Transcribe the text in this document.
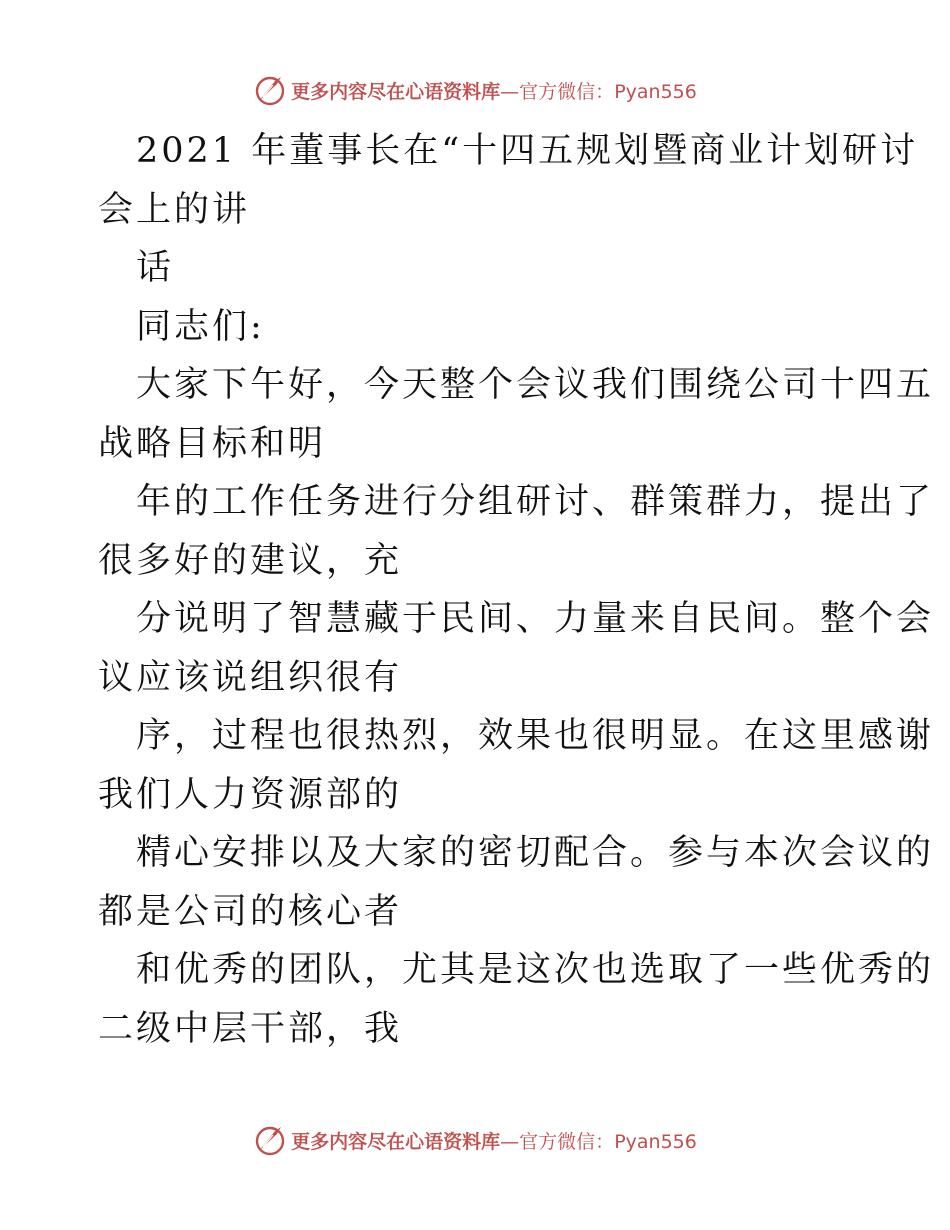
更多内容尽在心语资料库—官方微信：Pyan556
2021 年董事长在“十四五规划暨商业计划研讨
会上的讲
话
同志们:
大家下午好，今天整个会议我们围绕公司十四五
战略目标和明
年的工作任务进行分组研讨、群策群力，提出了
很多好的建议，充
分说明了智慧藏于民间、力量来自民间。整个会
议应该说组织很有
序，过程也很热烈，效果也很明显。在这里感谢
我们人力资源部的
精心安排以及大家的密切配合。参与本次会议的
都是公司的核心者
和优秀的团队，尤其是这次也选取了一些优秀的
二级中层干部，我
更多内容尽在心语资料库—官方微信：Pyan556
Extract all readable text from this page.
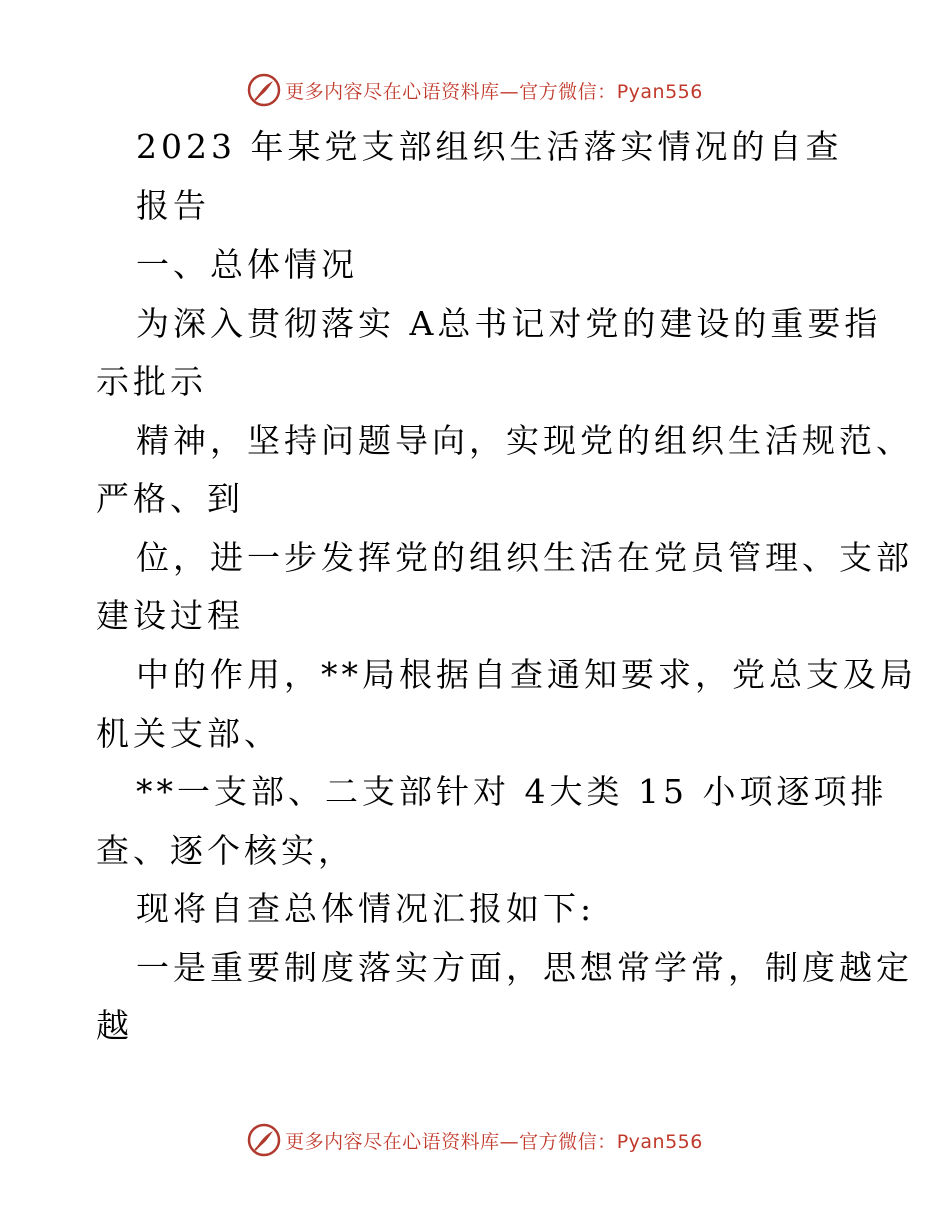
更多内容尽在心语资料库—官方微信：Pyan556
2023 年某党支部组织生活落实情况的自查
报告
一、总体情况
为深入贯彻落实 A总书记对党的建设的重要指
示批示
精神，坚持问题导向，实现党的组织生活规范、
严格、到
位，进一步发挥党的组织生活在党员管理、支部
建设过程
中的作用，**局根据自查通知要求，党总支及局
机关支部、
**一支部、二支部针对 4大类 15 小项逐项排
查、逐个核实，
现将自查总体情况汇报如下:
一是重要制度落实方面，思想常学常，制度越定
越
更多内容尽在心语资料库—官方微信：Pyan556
________________________
Your task: Go through the listing above and quote it exactly, apart from its images.

The completed task:
Transcribe the text in this document.
更多内容尽在心语资料库—官方微信：Pyan556
2021 年董事长在“十四五规划暨商业计划研讨
会上的讲
话
同志们:
大家下午好，今天整个会议我们围绕公司十四五
战略目标和明
年的工作任务进行分组研讨、群策群力，提出了
很多好的建议，充
分说明了智慧藏于民间、力量来自民间。整个会
议应该说组织很有
序，过程也很热烈，效果也很明显。在这里感谢
我们人力资源部的
精心安排以及大家的密切配合。参与本次会议的
都是公司的核心者
和优秀的团队，尤其是这次也选取了一些优秀的
二级中层干部，我
更多内容尽在心语资料库—官方微信：Pyan556
Extract all readable text from this page.
更多内容尽在心语资料库—官方微信：Pyan556
2023 年某党支部组织生活落实情况的自查
报告
一、总体情况
为深入贯彻落实 A总书记对党的建设的重要指
示批示
精神，坚持问题导向，实现党的组织生活规范、
严格、到
位，进一步发挥党的组织生活在党员管理、支部
建设过程
中的作用，**局根据自查通知要求，党总支及局
机关支部、
**一支部、二支部针对 4大类 15 小项逐项排
查、逐个核实，
现将自查总体情况汇报如下:
一是重要制度落实方面，思想常学常，制度越定
越
更多内容尽在心语资料库—官方微信：Pyan556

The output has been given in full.